begin
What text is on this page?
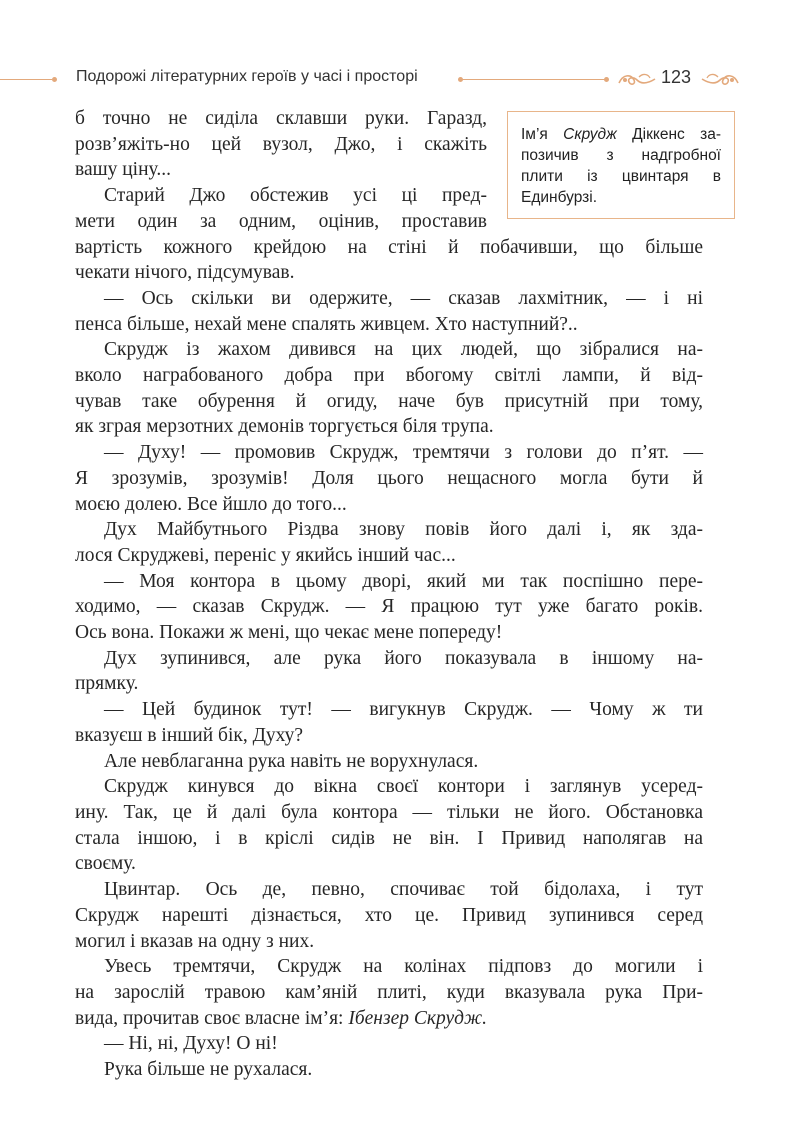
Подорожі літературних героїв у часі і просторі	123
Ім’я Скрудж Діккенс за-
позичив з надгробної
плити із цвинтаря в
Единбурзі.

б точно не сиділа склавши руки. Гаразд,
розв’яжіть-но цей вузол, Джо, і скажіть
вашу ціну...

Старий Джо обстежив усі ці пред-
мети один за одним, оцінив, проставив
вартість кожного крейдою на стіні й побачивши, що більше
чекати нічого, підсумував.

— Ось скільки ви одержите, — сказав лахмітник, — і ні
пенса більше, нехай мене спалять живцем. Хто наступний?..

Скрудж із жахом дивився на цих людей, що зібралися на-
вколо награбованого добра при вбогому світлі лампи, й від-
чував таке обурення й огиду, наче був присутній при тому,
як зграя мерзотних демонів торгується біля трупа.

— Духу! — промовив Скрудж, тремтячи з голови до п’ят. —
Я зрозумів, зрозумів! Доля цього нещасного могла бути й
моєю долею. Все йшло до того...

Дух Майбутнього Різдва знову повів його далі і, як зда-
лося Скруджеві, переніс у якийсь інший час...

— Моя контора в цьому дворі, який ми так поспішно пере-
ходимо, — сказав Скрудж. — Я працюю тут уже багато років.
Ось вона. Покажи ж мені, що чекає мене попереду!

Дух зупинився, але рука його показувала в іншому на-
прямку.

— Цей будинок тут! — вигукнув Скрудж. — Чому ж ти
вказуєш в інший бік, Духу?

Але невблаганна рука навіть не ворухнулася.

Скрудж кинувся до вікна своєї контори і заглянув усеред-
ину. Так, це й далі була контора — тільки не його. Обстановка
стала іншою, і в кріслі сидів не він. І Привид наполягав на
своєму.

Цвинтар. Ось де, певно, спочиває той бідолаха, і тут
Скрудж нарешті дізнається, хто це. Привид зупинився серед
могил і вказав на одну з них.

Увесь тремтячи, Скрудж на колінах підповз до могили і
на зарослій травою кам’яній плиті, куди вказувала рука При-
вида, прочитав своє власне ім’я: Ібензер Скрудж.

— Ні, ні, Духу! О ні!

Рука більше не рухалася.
end
begin
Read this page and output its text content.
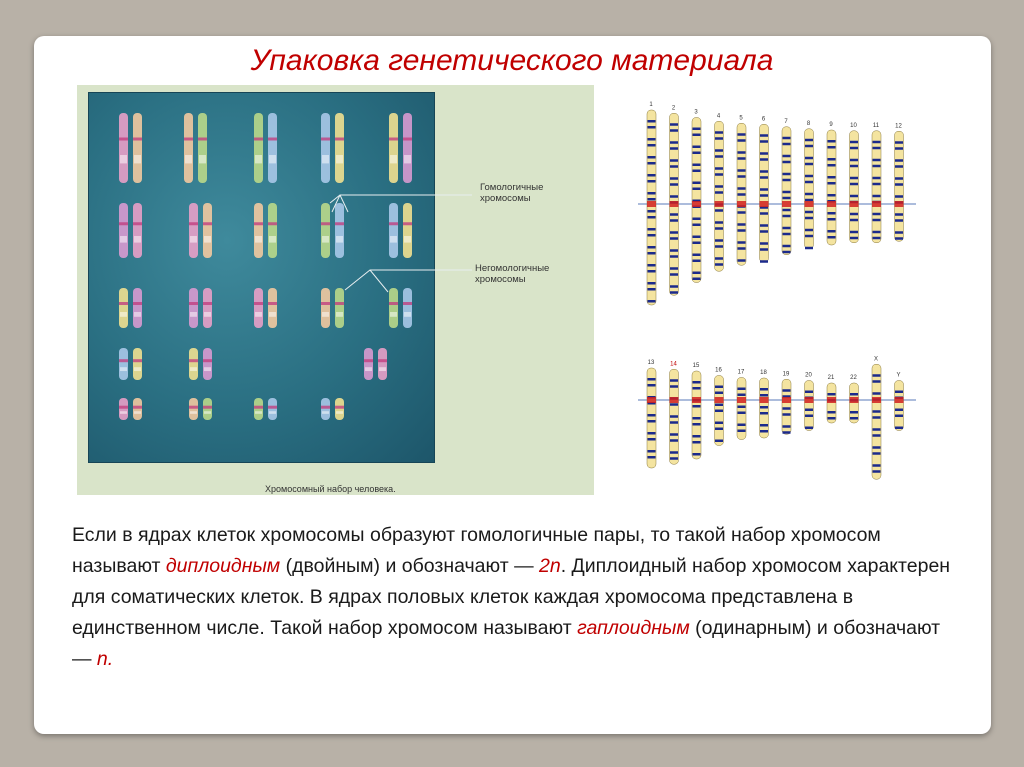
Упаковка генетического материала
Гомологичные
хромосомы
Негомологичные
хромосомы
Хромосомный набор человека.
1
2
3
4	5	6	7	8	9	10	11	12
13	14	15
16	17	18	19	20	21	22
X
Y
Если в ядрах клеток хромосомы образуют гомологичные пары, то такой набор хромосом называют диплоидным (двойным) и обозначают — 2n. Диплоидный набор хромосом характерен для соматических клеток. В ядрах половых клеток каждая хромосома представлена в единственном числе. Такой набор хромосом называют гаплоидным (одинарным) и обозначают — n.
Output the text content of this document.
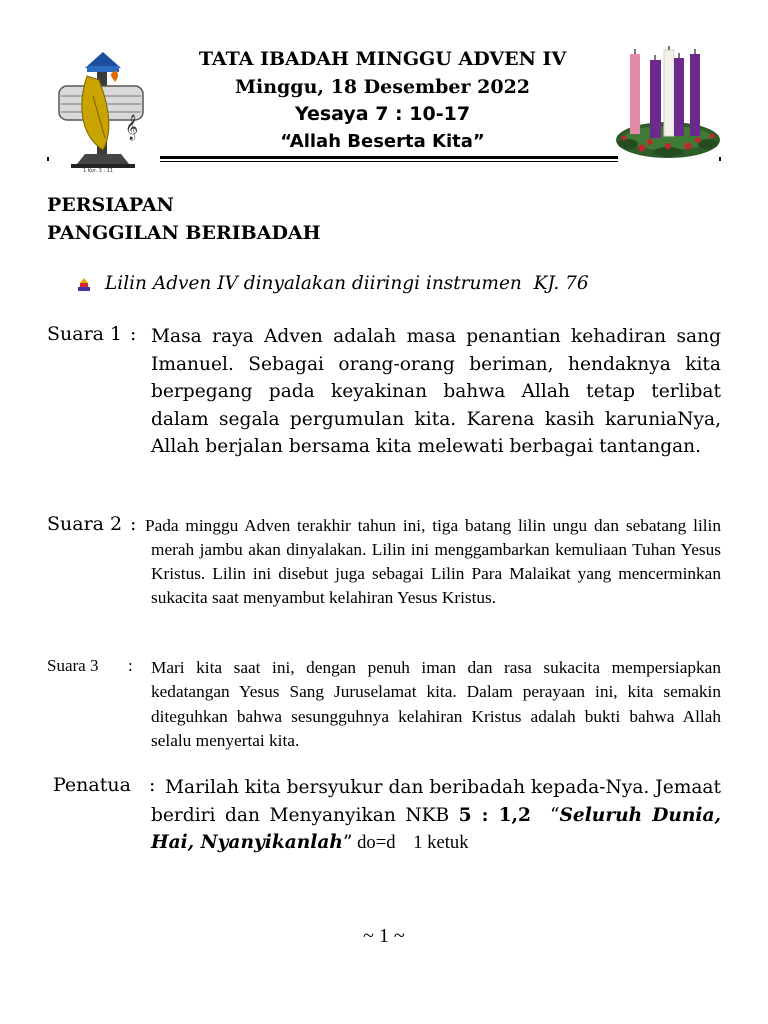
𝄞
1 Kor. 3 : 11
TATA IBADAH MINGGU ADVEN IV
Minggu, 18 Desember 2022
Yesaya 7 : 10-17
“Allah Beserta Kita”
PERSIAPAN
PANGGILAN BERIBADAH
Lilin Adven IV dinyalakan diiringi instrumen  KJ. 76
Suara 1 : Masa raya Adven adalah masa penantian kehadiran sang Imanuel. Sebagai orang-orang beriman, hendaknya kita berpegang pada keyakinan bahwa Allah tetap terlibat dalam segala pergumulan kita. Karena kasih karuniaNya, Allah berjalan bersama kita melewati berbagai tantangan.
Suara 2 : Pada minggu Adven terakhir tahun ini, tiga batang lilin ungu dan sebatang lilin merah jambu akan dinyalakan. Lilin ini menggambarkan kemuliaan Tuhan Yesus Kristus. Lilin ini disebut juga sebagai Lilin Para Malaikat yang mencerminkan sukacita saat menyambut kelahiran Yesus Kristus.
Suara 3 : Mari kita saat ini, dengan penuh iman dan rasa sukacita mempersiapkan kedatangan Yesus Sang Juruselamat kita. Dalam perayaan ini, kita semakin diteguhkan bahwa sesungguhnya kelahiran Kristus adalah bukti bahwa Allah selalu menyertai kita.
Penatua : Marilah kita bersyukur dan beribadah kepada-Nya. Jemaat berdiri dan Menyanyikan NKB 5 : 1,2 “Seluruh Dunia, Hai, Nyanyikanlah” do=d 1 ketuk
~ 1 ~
end
▶ [TASK PROMPT]
How many lines of the records contain the string "його"? Respond with the number alone.

▶ [ANSWER FOR THE TASK]
3